# My deal of the day!



## DRodgers (Jun 10, 2007)

Found this mint condition Balda Baldanette with a roll of (shot)1971  kodak verichrome still in the back , cant wait to process them!!
and a guide to shooting better pictures magazine  circa  1953 and a cooling filter for the balda for  ten dollars  CDN  ..

First chance i got I took it out to shoot off a roll  Ill post up the images tomorrow..


----------



## spazoid1965 (Jun 10, 2007)

Not a bad deal. Post the photos when you get them developed.


----------



## Mitica100 (Jun 11, 2007)

For a late 1930s camera, yours is in excellent condition! Nice find, congrats!


----------



## DRodgers (Jun 11, 2007)

spazoid1965 said:


> Not a bad deal. Post the photos when you get them developed.




I'm just a bit bummed got my shots back came out good but im having issues with my cheap scanner


----------



## DRodgers (Jun 12, 2007)

ok here we go got it to work I converted it to black&white color was the only film on hand and added just a bit more black ..

Oh also its a picture of me the wife seemed a little to eager to lay down her Cannon and try it out ..


----------



## mysteryscribe (Jun 12, 2007)

Very nice shot.... You cant beat that old glass for a retro look no matter how you try.


----------



## DRodgers (Jun 13, 2007)

mysteryscribe said:


> Very nice shot.... You cant beat that old glass for a retro look no matter how you try.




Thanks.. I'm having a blast with it The only down side is finding film for some of my older models.


----------



## mysteryscribe (Jun 13, 2007)

Sometimes you have to modify the back a bit.  You can usually cut a mask from a bit of poster board so that a 116 camera will shoot 120 film in a pretty nice panoramic type negative.   Im sure you knew that.  I never had much luck with anything over 116 but I usually butcher them for the lens anyway.


----------

Entries from a layout dataset

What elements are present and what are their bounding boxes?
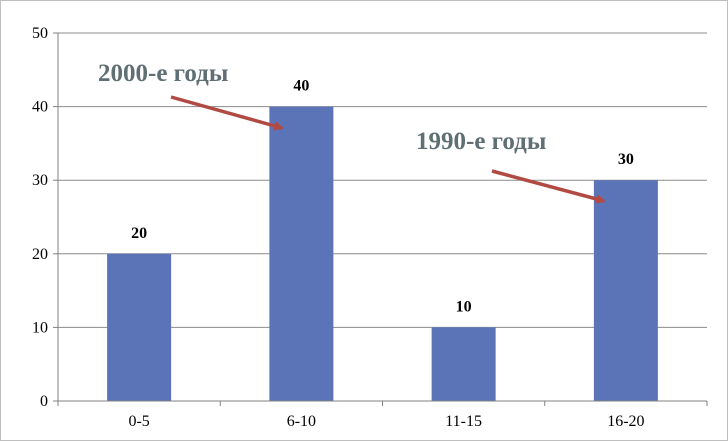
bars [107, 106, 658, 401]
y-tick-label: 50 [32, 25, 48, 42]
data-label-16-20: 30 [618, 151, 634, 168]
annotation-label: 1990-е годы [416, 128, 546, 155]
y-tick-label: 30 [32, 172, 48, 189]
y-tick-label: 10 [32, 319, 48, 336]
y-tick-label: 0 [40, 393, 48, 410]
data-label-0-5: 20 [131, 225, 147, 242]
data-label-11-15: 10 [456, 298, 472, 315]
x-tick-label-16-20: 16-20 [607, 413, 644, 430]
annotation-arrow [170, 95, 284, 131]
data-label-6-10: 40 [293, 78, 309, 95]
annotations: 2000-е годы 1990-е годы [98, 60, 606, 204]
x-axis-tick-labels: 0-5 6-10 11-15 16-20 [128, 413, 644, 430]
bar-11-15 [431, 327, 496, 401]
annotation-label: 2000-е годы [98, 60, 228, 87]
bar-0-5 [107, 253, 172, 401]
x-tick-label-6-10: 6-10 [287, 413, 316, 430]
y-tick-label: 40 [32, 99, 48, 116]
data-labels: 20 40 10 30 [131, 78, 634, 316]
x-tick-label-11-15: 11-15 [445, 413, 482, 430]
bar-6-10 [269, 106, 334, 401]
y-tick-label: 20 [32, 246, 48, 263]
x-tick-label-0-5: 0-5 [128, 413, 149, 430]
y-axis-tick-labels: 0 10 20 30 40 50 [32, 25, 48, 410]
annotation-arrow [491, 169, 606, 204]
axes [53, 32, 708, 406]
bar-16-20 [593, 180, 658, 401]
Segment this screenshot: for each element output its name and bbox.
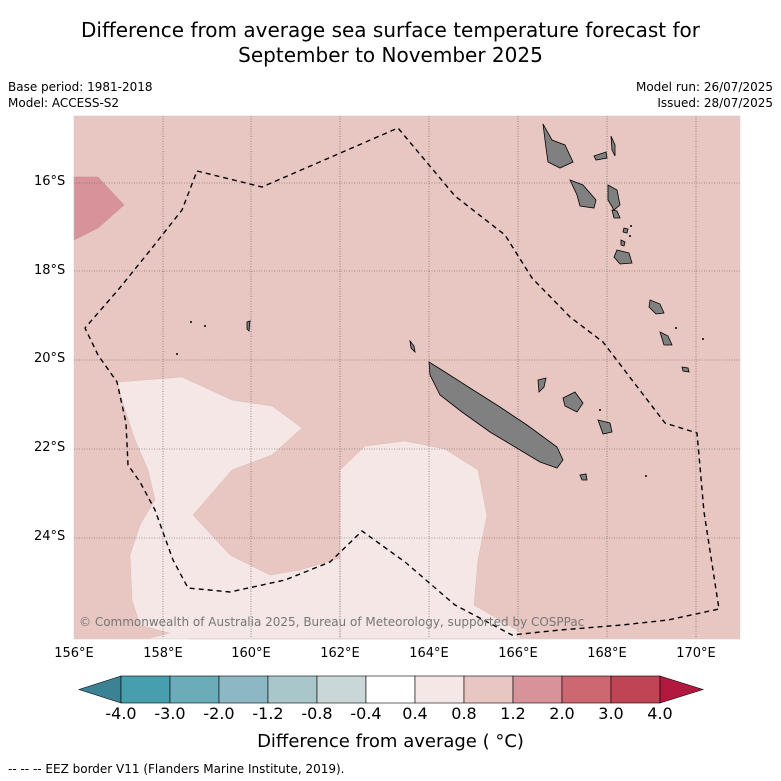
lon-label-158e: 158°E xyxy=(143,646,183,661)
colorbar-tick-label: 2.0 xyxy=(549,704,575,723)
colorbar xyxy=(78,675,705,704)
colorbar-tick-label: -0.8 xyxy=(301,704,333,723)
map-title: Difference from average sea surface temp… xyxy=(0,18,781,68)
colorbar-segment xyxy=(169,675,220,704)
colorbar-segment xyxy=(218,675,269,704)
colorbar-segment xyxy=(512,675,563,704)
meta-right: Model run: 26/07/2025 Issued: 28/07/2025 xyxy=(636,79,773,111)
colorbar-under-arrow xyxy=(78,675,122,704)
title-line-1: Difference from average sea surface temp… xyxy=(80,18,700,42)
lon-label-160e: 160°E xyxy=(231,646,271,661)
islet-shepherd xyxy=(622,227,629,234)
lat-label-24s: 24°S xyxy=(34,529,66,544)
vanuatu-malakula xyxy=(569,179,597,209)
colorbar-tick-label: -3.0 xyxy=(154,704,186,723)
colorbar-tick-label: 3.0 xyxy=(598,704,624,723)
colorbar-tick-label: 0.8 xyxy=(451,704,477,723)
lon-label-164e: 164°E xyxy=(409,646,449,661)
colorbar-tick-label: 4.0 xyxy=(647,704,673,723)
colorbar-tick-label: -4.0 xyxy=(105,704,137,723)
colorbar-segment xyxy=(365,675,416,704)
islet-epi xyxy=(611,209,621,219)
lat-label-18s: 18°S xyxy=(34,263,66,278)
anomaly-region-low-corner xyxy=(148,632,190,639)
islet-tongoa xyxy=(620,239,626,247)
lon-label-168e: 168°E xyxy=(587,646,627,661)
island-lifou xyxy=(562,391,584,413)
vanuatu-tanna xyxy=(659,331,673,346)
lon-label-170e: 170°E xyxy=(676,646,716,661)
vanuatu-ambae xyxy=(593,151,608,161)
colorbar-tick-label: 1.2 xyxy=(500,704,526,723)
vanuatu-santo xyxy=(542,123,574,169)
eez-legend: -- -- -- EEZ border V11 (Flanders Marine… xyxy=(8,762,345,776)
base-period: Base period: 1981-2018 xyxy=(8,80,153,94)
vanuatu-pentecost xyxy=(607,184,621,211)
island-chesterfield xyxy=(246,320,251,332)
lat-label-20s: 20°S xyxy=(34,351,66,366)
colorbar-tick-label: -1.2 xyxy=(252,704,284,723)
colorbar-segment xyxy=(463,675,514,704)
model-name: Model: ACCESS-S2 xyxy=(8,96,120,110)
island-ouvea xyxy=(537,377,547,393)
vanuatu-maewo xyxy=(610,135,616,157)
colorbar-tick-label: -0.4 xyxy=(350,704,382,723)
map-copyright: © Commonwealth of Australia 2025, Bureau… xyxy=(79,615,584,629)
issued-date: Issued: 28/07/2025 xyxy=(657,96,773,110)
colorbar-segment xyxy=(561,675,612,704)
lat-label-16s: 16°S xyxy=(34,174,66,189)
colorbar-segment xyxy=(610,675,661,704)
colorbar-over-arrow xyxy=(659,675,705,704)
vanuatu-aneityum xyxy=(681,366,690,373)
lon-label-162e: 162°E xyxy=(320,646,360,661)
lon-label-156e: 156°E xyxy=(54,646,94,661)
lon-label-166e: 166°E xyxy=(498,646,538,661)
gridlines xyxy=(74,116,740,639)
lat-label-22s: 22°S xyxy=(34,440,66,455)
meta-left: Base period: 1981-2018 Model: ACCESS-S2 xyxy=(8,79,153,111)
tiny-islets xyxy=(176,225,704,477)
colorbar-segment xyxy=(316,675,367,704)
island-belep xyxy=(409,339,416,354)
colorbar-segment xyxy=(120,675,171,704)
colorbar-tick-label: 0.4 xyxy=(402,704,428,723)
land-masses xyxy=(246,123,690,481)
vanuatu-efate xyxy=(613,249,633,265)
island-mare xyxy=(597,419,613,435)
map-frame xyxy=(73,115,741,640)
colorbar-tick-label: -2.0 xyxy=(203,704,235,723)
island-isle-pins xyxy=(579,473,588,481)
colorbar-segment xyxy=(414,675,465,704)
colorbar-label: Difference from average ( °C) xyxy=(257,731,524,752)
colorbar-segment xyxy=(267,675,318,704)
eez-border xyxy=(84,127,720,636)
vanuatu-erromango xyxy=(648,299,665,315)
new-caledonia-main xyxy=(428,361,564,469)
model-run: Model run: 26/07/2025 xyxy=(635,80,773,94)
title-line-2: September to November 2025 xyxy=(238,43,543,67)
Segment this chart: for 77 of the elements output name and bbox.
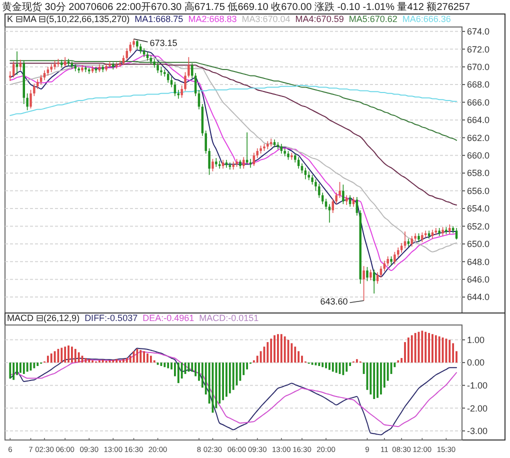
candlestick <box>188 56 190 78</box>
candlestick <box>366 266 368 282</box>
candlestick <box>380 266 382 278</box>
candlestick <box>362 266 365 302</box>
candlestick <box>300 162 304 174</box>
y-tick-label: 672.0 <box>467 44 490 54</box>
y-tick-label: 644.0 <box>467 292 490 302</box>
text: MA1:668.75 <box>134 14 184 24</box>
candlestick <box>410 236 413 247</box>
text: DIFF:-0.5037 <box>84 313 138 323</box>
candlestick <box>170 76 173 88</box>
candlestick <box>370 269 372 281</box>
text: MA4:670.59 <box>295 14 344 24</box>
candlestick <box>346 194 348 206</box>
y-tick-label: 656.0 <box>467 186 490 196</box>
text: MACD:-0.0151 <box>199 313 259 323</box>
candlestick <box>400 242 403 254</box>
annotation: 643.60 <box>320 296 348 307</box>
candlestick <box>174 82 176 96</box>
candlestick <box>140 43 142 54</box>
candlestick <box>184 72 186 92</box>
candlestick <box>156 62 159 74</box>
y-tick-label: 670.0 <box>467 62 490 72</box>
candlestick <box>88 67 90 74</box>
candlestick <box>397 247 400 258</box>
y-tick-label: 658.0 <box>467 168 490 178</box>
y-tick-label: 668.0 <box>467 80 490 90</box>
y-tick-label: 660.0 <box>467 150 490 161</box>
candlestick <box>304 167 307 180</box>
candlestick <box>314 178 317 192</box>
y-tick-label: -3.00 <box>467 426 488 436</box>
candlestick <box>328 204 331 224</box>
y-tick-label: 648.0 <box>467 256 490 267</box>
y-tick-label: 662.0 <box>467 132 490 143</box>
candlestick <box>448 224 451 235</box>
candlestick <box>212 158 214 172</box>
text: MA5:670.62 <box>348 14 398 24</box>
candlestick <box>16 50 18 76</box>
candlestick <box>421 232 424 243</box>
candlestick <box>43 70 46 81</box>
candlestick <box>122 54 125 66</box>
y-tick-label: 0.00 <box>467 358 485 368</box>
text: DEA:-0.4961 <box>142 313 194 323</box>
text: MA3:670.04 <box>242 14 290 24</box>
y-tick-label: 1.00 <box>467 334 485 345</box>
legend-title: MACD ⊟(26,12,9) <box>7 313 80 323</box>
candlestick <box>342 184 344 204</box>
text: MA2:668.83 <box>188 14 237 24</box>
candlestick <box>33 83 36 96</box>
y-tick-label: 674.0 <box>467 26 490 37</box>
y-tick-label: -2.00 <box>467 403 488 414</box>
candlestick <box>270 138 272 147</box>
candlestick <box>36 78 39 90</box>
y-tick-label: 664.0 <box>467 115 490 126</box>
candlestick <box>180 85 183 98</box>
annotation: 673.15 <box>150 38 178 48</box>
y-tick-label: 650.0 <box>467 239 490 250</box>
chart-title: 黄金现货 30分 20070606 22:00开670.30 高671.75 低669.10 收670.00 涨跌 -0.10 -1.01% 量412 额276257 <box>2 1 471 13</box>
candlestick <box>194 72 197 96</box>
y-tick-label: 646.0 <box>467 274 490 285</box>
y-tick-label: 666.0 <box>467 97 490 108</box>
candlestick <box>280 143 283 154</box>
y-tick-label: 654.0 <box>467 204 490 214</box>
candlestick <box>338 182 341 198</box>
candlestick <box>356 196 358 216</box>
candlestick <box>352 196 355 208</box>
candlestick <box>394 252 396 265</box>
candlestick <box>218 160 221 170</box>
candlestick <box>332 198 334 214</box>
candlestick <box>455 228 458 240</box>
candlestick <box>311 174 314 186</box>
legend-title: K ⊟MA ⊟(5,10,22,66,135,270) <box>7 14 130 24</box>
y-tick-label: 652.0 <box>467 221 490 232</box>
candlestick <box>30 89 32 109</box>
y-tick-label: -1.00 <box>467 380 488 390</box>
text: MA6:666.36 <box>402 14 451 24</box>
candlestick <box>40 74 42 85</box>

Work to do:
Repeat the part of the forum thread between "and a guide" and "the images tomorrow..", inclusive, word for word. The rows are not needed for this work.

Solved problem:
and a guide to shooting better pictures magazine  circa  1953 and a cooling filter for the balda for  ten dollars  CDN  ..

First chance i got I took it out to shoot off a roll  Ill post up the images tomorrow..